• _Task brief_
Type the records out again in full, exactly.
══════════
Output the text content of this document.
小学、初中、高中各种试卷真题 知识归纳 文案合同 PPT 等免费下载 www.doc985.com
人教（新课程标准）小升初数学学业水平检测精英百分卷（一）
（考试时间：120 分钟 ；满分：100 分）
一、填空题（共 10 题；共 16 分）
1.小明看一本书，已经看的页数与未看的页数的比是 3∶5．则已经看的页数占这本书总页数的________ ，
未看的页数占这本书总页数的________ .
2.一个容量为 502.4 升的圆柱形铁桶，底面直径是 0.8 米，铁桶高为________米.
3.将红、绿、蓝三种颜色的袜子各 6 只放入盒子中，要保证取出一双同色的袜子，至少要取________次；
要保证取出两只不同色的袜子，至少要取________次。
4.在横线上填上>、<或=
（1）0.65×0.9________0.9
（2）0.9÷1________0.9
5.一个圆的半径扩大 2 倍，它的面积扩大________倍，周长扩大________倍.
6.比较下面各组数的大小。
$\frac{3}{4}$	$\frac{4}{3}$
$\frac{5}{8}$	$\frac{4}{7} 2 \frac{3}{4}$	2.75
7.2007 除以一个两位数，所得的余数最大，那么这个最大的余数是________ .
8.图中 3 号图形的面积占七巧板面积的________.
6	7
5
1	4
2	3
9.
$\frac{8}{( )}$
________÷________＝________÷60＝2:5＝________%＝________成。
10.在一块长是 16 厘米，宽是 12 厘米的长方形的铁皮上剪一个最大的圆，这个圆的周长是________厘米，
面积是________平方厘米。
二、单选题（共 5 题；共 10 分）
══════════
• _Reply to the task_
Output the text content of this document.
小学、初中、高中各种试卷真题 知识归纳 文案合同 PPT 等免费下载 www.doc985.com
人教（新课程标准）小升初数学学业水平检测精英百分卷（一）
（考试时间：120 分钟 ；满分：100 分）
一、填空题（共 10 题；共 16 分）
1.小明看一本书，已经看的页数与未看的页数的比是 3∶5．则已经看的页数占这本书总页数的________ ，
未看的页数占这本书总页数的________ .
2.一个容量为 502.4 升的圆柱形铁桶，底面直径是 0.8 米，铁桶高为________米.
3.将红、绿、蓝三种颜色的袜子各 6 只放入盒子中，要保证取出一双同色的袜子，至少要取________次；
要保证取出两只不同色的袜子，至少要取________次。
4.在横线上填上>、<或=
（1）0.65×0.9________0.9
（2）0.9÷1________0.9
5.一个圆的半径扩大 2 倍，它的面积扩大________倍，周长扩大________倍.
6.比较下面各组数的大小。
$\frac{3}{4}$	$\frac{4}{3}$
$\frac{5}{8}$	$\frac{4}{7} 2 \frac{3}{4}$	2.75
7.2007 除以一个两位数，所得的余数最大，那么这个最大的余数是________ .
8.图中 3 号图形的面积占七巧板面积的________.
6	7
5
1	4
2	3
9.
$\frac{8}{( )}$
________÷________＝________÷60＝2:5＝________%＝________成。
10.在一块长是 16 厘米，宽是 12 厘米的长方形的铁皮上剪一个最大的圆，这个圆的周长是________厘米，
面积是________平方厘米。
二、单选题（共 5 题；共 10 分）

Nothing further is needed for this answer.